╭─ Exercise inputs

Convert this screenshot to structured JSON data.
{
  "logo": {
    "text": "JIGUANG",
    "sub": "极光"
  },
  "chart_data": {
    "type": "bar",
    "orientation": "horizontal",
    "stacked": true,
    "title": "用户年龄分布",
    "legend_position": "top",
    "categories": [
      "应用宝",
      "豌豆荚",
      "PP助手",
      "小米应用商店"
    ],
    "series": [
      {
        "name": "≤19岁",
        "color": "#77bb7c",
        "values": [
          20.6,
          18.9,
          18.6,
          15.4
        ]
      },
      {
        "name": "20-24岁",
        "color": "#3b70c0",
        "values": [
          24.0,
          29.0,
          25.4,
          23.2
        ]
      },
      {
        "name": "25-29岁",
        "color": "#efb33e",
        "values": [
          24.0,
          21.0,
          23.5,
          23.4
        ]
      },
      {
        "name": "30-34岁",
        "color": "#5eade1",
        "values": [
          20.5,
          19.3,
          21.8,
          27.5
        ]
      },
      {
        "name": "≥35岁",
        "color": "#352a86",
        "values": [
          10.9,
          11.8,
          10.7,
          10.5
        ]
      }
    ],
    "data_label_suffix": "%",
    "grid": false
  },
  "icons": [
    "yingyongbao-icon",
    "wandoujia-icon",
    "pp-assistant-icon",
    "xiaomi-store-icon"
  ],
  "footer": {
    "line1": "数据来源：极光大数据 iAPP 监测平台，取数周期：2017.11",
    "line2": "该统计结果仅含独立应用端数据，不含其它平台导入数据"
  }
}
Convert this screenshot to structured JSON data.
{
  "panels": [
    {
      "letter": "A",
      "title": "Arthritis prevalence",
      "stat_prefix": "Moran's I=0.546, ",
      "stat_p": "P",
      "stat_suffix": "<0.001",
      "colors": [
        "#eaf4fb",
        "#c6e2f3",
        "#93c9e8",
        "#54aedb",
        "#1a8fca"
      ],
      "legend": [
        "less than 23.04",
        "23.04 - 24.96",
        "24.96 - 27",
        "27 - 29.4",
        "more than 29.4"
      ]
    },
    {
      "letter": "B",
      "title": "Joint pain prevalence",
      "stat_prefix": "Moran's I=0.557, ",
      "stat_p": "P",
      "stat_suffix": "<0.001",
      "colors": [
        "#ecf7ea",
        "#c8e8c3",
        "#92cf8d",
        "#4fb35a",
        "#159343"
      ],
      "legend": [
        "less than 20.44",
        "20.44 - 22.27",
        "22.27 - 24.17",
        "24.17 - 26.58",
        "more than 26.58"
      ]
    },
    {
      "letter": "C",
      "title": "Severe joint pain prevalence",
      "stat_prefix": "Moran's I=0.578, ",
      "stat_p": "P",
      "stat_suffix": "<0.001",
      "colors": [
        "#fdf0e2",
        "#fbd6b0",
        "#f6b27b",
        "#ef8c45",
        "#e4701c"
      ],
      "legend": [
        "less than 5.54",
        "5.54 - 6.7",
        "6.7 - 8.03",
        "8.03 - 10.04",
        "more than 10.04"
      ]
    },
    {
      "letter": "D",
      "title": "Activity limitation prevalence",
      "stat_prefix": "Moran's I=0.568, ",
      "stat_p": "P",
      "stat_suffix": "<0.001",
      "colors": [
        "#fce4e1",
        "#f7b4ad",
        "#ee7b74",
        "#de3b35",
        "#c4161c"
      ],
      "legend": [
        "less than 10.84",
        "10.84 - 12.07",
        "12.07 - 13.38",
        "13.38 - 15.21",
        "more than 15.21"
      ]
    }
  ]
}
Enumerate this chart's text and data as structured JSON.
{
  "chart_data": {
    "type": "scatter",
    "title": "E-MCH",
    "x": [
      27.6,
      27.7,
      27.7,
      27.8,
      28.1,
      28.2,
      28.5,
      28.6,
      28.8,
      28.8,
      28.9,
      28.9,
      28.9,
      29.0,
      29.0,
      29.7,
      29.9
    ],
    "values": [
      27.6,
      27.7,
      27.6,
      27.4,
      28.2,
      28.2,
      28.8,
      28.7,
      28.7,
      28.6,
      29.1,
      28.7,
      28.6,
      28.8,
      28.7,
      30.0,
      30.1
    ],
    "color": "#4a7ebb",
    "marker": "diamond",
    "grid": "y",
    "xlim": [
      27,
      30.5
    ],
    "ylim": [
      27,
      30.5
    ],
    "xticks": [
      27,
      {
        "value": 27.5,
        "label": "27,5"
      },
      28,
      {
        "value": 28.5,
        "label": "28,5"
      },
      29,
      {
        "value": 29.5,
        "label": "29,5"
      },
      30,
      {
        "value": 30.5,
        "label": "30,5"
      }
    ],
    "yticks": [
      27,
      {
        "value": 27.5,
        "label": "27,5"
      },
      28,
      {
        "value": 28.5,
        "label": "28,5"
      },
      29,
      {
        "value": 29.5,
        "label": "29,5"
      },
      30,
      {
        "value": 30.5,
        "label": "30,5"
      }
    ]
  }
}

╰─

— Required work —
Repeat every line of the data, exactly and in full.

— Result —
Convert this screenshot to structured JSON data.
{
  "logo": {
    "text": "JIGUANG",
    "sub": "极光"
  },
  "chart_data": {
    "type": "bar",
    "orientation": "horizontal",
    "stacked": true,
    "title": "用户年龄分布",
    "legend_position": "top",
    "categories": [
      "应用宝",
      "豌豆荚",
      "PP助手",
      "小米应用商店"
    ],
    "series": [
      {
        "name": "≤19岁",
        "color": "#77bb7c",
        "values": [
          20.6,
          18.9,
          18.6,
          15.4
        ]
      },
      {
        "name": "20-24岁",
        "color": "#3b70c0",
        "values": [
          24.0,
          29.0,
          25.4,
          23.2
        ]
      },
      {
        "name": "25-29岁",
        "color": "#efb33e",
        "values": [
          24.0,
          21.0,
          23.5,
          23.4
        ]
      },
      {
        "name": "30-34岁",
        "color": "#5eade1",
        "values": [
          20.5,
          19.3,
          21.8,
          27.5
        ]
      },
      {
        "name": "≥35岁",
        "color": "#352a86",
        "values": [
          10.9,
          11.8,
          10.7,
          10.5
        ]
      }
    ],
    "data_label_suffix": "%",
    "grid": false
  },
  "icons": [
    "yingyongbao-icon",
    "wandoujia-icon",
    "pp-assistant-icon",
    "xiaomi-store-icon"
  ],
  "footer": {
    "line1": "数据来源：极光大数据 iAPP 监测平台，取数周期：2017.11",
    "line2": "该统计结果仅含独立应用端数据，不含其它平台导入数据"
  }
}
Convert this screenshot to structured JSON data.
{
  "panels": [
    {
      "letter": "A",
      "title": "Arthritis prevalence",
      "stat_prefix": "Moran's I=0.546, ",
      "stat_p": "P",
      "stat_suffix": "<0.001",
      "colors": [
        "#eaf4fb",
        "#c6e2f3",
        "#93c9e8",
        "#54aedb",
        "#1a8fca"
      ],
      "legend": [
        "less than 23.04",
        "23.04 - 24.96",
        "24.96 - 27",
        "27 - 29.4",
        "more than 29.4"
      ]
    },
    {
      "letter": "B",
      "title": "Joint pain prevalence",
      "stat_prefix": "Moran's I=0.557, ",
      "stat_p": "P",
      "stat_suffix": "<0.001",
      "colors": [
        "#ecf7ea",
        "#c8e8c3",
        "#92cf8d",
        "#4fb35a",
        "#159343"
      ],
      "legend": [
        "less than 20.44",
        "20.44 - 22.27",
        "22.27 - 24.17",
        "24.17 - 26.58",
        "more than 26.58"
      ]
    },
    {
      "letter": "C",
      "title": "Severe joint pain prevalence",
      "stat_prefix": "Moran's I=0.578, ",
      "stat_p": "P",
      "stat_suffix": "<0.001",
      "colors": [
        "#fdf0e2",
        "#fbd6b0",
        "#f6b27b",
        "#ef8c45",
        "#e4701c"
      ],
      "legend": [
        "less than 5.54",
        "5.54 - 6.7",
        "6.7 - 8.03",
        "8.03 - 10.04",
        "more than 10.04"
      ]
    },
    {
      "letter": "D",
      "title": "Activity limitation prevalence",
      "stat_prefix": "Moran's I=0.568, ",
      "stat_p": "P",
      "stat_suffix": "<0.001",
      "colors": [
        "#fce4e1",
        "#f7b4ad",
        "#ee7b74",
        "#de3b35",
        "#c4161c"
      ],
      "legend": [
        "less than 10.84",
        "10.84 - 12.07",
        "12.07 - 13.38",
        "13.38 - 15.21",
        "more than 15.21"
      ]
    }
  ]
}
Enumerate this chart's text and data as structured JSON.
{
  "chart_data": {
    "type": "scatter",
    "title": "E-MCH",
    "x": [
      27.6,
      27.7,
      27.7,
      27.8,
      28.1,
      28.2,
      28.5,
      28.6,
      28.8,
      28.8,
      28.9,
      28.9,
      28.9,
      29.0,
      29.0,
      29.7,
      29.9
    ],
    "values": [
      27.6,
      27.7,
      27.6,
      27.4,
      28.2,
      28.2,
      28.8,
      28.7,
      28.7,
      28.6,
      29.1,
      28.7,
      28.6,
      28.8,
      28.7,
      30.0,
      30.1
    ],
    "color": "#4a7ebb",
    "marker": "diamond",
    "grid": "y",
    "xlim": [
      27,
      30.5
    ],
    "ylim": [
      27,
      30.5
    ],
    "xticks": [
      27,
      {
        "value": 27.5,
        "label": "27,5"
      },
      28,
      {
        "value": 28.5,
        "label": "28,5"
      },
      29,
      {
        "value": 29.5,
        "label": "29,5"
      },
      30,
      {
        "value": 30.5,
        "label": "30,5"
      }
    ],
    "yticks": [
      27,
      {
        "value": 27.5,
        "label": "27,5"
      },
      28,
      {
        "value": 28.5,
        "label": "28,5"
      },
      29,
      {
        "value": 29.5,
        "label": "29,5"
      },
      30,
      {
        "value": 30.5,
        "label": "30,5"
      }
    ]
  }
}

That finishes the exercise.